Written request -
Find the number of lines in these records where the word "information" appears. Reply with that number and nothing more.

[Stored entries]
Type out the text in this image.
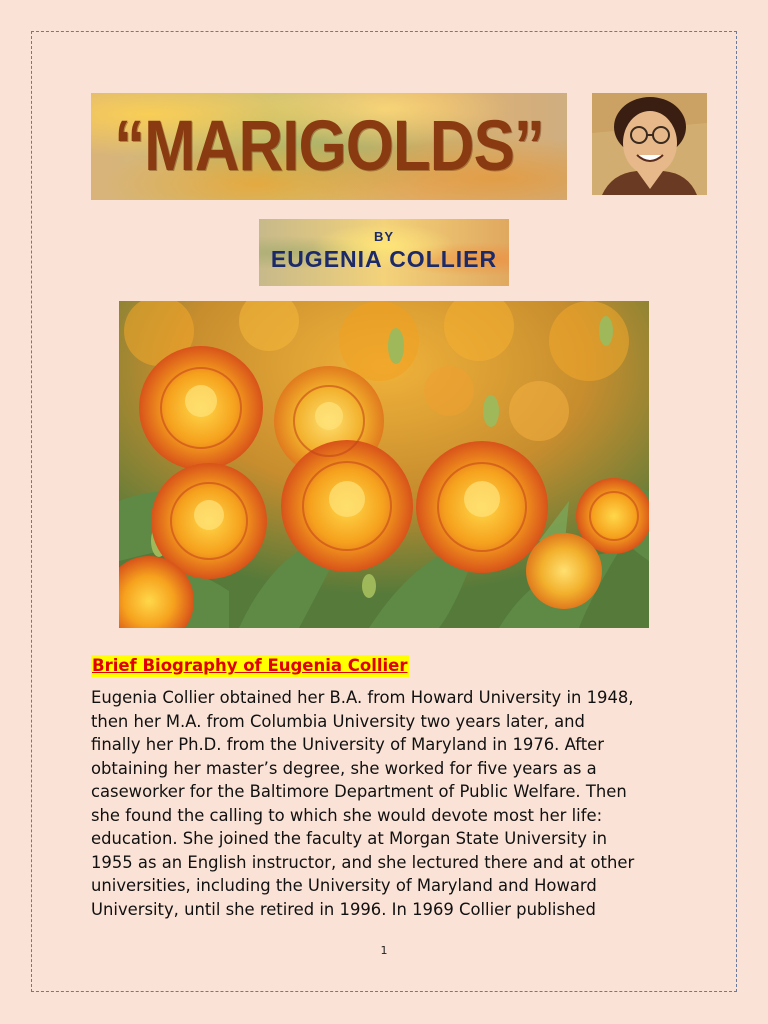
“MARIGOLDS”
BY
EUGENIA COLLIER
Brief Biography of Eugenia Collier
Eugenia Collier obtained her B.A. from Howard University in 1948,
then her M.A. from Columbia University two years later, and
finally her Ph.D. from the University of Maryland in 1976. After
obtaining her master’s degree, she worked for five years as a
caseworker for the Baltimore Department of Public Welfare. Then
she found the calling to which she would devote most her life:
education. She joined the faculty at Morgan State University in
1955 as an English instructor, and she lectured there and at other
universities, including the University of Maryland and Howard
University, until she retired in 1996. In 1969 Collier published
1
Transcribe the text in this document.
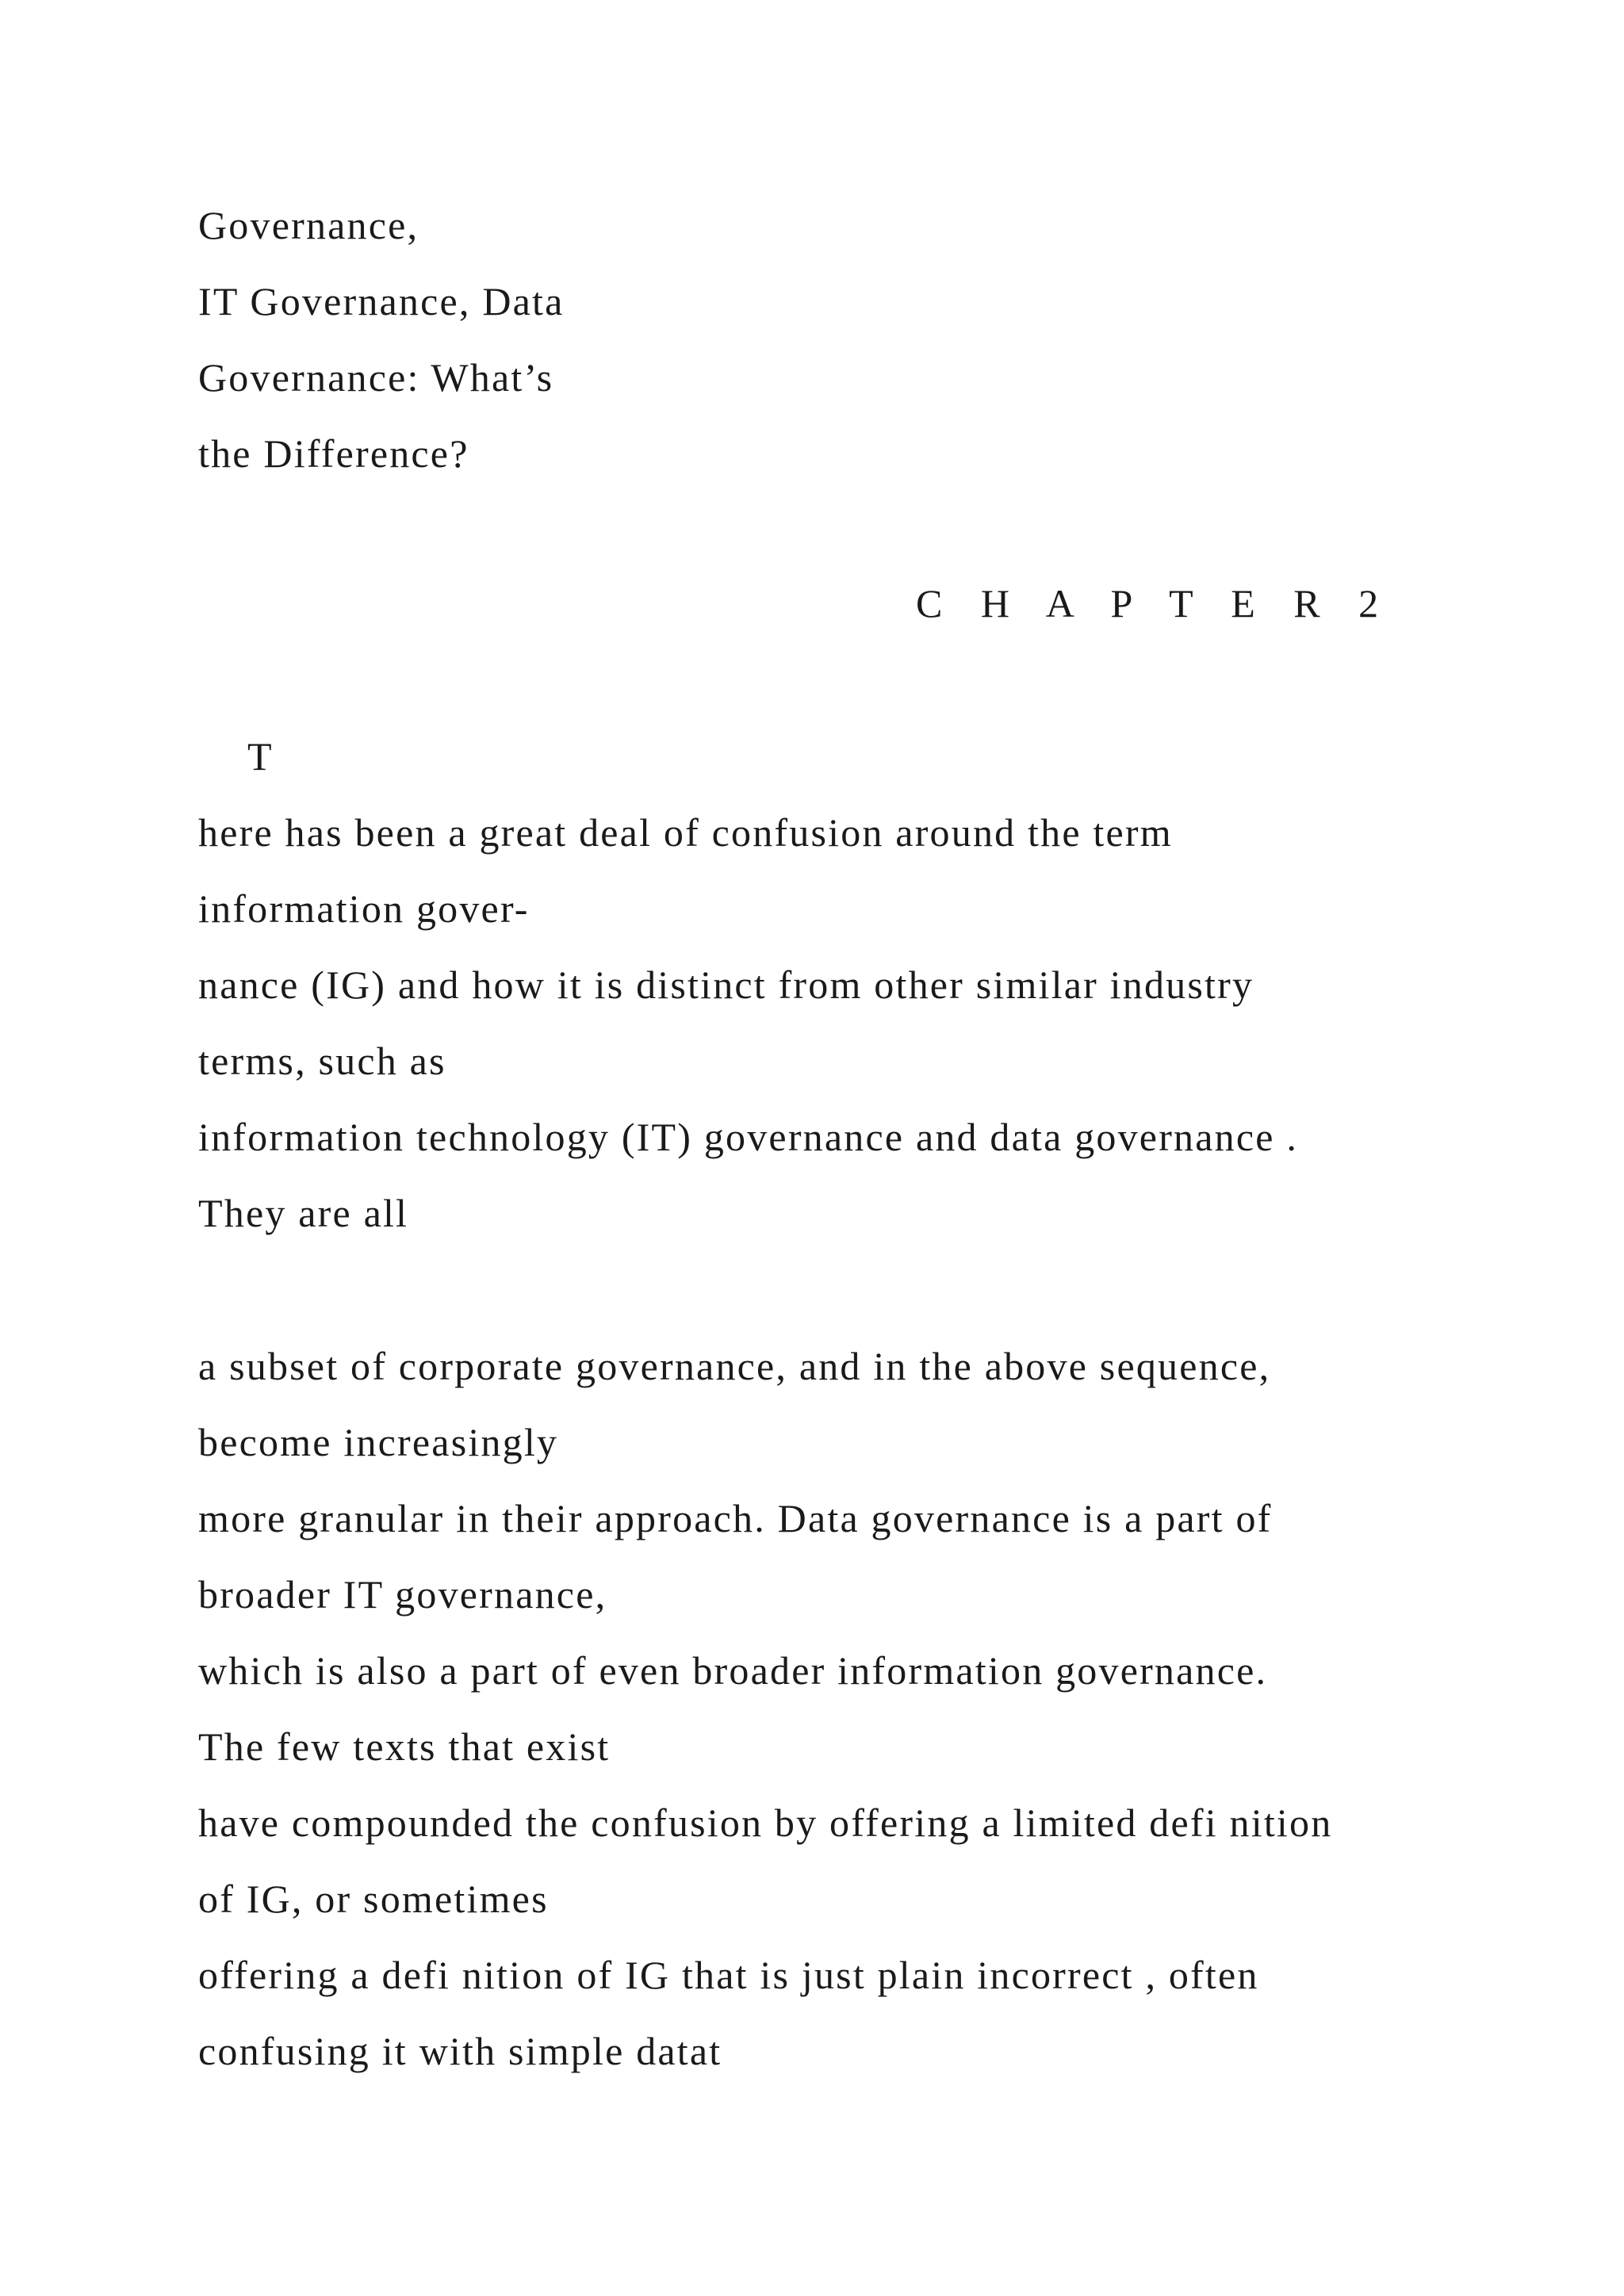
Governance,
IT Governance, Data
Governance: What’s
the Difference?
C H A P T E R 2
T
here has been a great deal of confusion around the term
information gover-
nance (IG) and how it is distinct from other similar industry
terms, such as
information technology (IT) governance and data governance .
They are all
a subset of corporate governance, and in the above sequence,
become increasingly
more granular in their approach. Data governance is a part of
broader IT governance,
which is also a part of even broader information governance.
The few texts that exist
have compounded the confusion by offering a limited defi nition
of IG, or sometimes
offering a defi nition of IG that is just plain incorrect , often
confusing it with simple datat
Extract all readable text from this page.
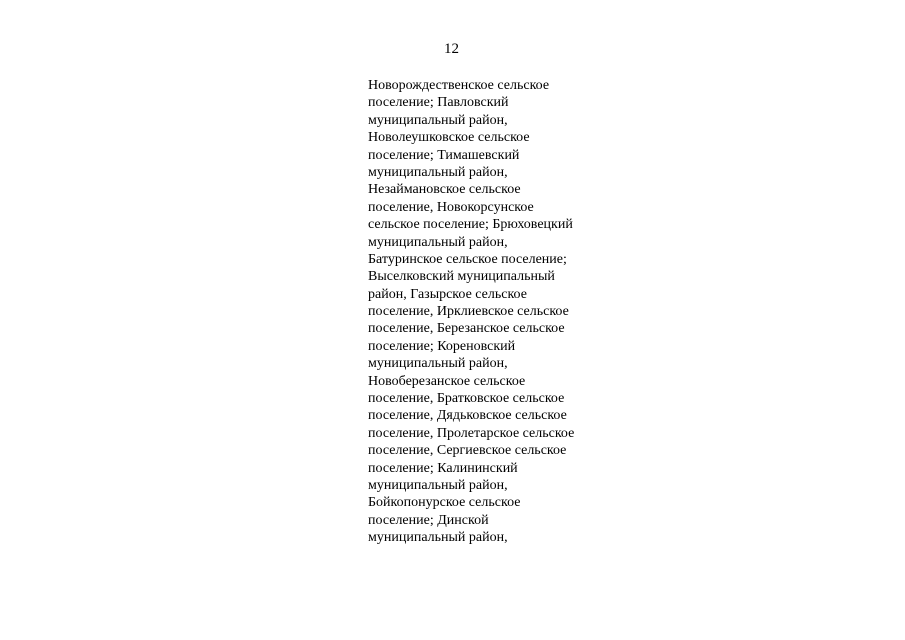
12
Новорождественское сельское
поселение; Павловский
муниципальный район,
Новолеушковское сельское
поселение; Тимашевский
муниципальный район,
Незаймановское сельское
поселение, Новокорсунское
сельское поселение; Брюховецкий
муниципальный район,
Батуринское сельское поселение;
Выселковский муниципальный
район, Газырское сельское
поселение, Ирклиевское сельское
поселение, Березанское сельское
поселение; Кореновский
муниципальный район,
Новоберезанское сельское
поселение, Братковское сельское
поселение, Дядьковское сельское
поселение, Пролетарское сельское
поселение, Сергиевское сельское
поселение; Калининский
муниципальный район,
Бойкопонурское сельское
поселение; Динской
муниципальный район,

Task response -
3